-- begin PASSAGE SHOWN --
University of Saskatchewan sociologist Peter S. Li concurs. In his essay The Chinese Minority in Canada , he claims “the usefulness of Chinese labour in mining, railroad construction, land clearing, public works, market gardening, lumbering, salmon canning and domestic service was well recognized by many employers and witnesses who appeared before a royal commission in 1885 and 1902.”

After the railway’s completion in 1885, the federal government imposed a $50 fee on any Chinese immigrant entering the country. The head tax, as it became known, was the government’s response to concerns in the labour sector and middle and lower classes of British Columbia about the growth of the Chinese population. The head tax was raised in 1900 to $100,  and then again to $500 in 1903.

The Chinese Immigration Act

On July 1, 1923, the federal government passed the Chinese Immigration Act. For Chinese-Canadians, Dominion Day became known as Humiliation Day. Those who paid the head tax were allowed to stay. Many were men and boys with families in China. The Exclusion Act meant that they would be separated from their relatives for almost 30 years. Li claims, “The absence of wives and family also meant that the growth of a second generation was delayed.”

For Chinese-Canadians, Dominion Day became known as Humiliation Day.

Following the Second World War, in 1947, the federal government repealed the Chinese Immigration Act. Along with this restoration of citizenship, Canada opened its doors to Chinese immigrants once again, and many Chinese-Canadians were able to bring their families into the country.

Redressing The Head Tax

In 1983, Leon Mark presented his head tax receipt for $500 to his Member of Parliament in Vancouver. He asked her to help him get a refund. After the government refused to refund Mark’s money, the Chinese Canadian National Council took up the cause. By 1984, the CCNC had signed up approximately 4,000 head-tax payers, their spouses or children.

The 1988 settlement between the National Association of Japanese Canadians and the government over the internment of Japanese-Canadians during the Second World War showed promise for the Head Tax Redress movement. But in 1994 the government stopped negotiating, and rejected the idea of redress. Little progress was made until 2000.

In December 2000, a head-tax payee, a widow of a payee, and the son of another brought a class action suit against the federal government. According to the CCNC’s Redress Campaign website, the case claimed that the government was “unjustly enriched by the Chinese Head Tax that was in violation of international human rights that existed at the time.” The Ontario Superior Court dismissed the case in 2001. In his ruling, Justice Cummings commented that the redress issue was a political matter; it was not a matter for the judiciary. He recommended that the federal government seriously reconsider redressing issues raised by the head-tax payers, their widows and families.

The dismissal was not a setback, however. “We knew that it might not win,” said Sid Chow Tan. “But we got the recognition.”

The Ontario Court of Appeal dismissed an appeal in 2002. The Supreme Court of Canada also denied the council’s appeal in 2003.

The Last Spike Campaign

In September 2003 the CCNC began the Last Spike campaign, a cross-country tour to educate and mobilize communities to support the redress movement. Pierre Berton donated an actual railway spike found near Craigellachie B.C., the site of the historic Last Spike ceremony in 1884. Berton, a noted Canadian author who wrote the history of the building of the CPR, endorsed the campaign. In the press release for the Halifax kick-off ceremony, he wrote, “The last spike marked the end of a nation-building project in Canada. It also signified the beginning of a shameful era of the exclusion of Chinese immigrants. Let this new journey of the last spike bring about the rebuilding of our nation by redressing our past wrongs towards Chinese-Canadians.”
-- end PASSAGE SHOWN --
◆ **TASK SET**
a. In the passage on the Chinese head tax, what amount was the head tax raised to in 1903?
b. Does the passage on the Chinese head tax agree with each statement? (i) The federal government repealed the Chinese Immigration Act in 1947. (ii) The Ontario Superior Court ruled in favor of the 2000 class action suit. (iii) Pierre Berton donated a railway spike found near Craigellachie B.C.
-- begin ENTRIES SHOWN --
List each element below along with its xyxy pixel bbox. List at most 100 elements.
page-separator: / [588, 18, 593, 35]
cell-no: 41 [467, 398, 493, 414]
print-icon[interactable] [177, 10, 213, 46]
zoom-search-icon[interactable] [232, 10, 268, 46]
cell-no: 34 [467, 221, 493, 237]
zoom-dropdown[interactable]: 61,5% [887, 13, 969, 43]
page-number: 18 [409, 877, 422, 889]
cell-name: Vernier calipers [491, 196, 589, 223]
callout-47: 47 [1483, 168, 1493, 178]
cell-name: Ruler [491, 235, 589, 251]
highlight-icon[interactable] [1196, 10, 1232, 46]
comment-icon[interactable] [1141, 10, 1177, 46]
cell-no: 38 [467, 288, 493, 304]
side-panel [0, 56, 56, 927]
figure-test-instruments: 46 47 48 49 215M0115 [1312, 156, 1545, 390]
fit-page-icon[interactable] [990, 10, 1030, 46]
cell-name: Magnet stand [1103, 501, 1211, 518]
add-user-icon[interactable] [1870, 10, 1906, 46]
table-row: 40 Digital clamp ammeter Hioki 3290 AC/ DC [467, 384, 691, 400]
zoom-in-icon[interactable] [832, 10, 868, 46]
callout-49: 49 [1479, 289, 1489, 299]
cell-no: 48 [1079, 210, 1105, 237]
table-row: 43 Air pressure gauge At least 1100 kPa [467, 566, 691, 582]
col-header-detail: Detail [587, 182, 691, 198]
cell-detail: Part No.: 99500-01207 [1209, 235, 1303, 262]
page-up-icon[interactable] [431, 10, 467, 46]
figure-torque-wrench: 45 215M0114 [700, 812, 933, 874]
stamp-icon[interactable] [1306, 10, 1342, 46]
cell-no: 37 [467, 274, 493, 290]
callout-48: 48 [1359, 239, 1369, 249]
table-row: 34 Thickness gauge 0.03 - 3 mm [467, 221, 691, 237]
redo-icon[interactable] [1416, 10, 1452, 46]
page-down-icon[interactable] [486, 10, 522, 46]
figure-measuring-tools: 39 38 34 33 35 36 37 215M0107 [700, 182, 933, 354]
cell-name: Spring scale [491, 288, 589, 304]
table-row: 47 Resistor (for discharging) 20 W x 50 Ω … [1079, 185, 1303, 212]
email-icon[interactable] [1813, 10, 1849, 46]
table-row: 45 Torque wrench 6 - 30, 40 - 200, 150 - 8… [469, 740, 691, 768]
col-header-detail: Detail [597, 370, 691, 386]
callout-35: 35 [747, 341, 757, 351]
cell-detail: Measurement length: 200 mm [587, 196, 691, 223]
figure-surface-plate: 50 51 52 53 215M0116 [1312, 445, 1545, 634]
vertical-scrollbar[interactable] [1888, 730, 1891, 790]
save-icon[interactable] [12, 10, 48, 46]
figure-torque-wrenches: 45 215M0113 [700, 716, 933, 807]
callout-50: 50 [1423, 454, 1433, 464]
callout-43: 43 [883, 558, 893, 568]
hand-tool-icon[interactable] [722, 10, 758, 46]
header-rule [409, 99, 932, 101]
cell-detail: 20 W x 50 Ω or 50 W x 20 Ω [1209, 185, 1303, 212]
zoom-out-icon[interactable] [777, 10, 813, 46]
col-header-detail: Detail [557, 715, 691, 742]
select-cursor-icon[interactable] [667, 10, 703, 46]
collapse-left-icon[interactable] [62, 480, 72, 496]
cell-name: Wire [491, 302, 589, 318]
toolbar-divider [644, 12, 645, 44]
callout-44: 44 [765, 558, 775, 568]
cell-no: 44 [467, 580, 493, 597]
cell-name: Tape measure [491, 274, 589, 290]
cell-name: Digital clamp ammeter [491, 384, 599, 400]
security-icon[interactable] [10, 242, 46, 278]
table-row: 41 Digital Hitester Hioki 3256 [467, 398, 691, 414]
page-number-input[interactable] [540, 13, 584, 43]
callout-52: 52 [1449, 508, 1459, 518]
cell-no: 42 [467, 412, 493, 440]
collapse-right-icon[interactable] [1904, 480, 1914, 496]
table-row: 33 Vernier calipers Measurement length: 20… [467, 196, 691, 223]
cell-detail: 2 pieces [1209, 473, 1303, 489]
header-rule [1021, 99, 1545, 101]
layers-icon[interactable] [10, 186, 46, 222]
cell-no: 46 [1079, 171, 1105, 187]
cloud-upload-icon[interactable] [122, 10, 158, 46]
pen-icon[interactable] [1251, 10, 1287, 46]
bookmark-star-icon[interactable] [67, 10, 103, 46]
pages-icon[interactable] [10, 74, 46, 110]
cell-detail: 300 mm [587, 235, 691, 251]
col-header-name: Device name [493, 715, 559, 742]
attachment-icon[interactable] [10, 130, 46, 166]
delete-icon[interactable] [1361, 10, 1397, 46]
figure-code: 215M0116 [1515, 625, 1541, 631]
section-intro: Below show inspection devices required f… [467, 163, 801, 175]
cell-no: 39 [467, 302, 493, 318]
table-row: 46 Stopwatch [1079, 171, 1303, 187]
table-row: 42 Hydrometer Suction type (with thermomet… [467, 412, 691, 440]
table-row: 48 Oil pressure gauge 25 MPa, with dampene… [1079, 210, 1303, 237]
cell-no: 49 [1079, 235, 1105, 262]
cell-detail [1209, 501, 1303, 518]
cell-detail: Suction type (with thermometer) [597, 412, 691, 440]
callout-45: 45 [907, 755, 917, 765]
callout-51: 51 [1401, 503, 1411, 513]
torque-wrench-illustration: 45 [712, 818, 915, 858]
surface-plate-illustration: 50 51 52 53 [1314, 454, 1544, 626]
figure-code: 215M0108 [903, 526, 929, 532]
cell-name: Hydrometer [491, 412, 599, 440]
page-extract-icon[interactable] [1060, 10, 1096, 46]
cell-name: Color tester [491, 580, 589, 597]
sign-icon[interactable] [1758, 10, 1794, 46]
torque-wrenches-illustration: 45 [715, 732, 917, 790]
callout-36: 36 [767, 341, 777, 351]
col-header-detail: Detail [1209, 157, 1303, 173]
-- end ENTRIES SHOWN --
◆ **RESULTS OF THE TASKS**
a. $500

b.
(i) Yes: "in 1947, the federal government repealed the Chinese Immigration Act"
(ii) No: "The Ontario Superior Court dismissed the case in 2001."
(iii) Yes: "Pierre Berton donated an actual railway spike found near Craigellachie B.C."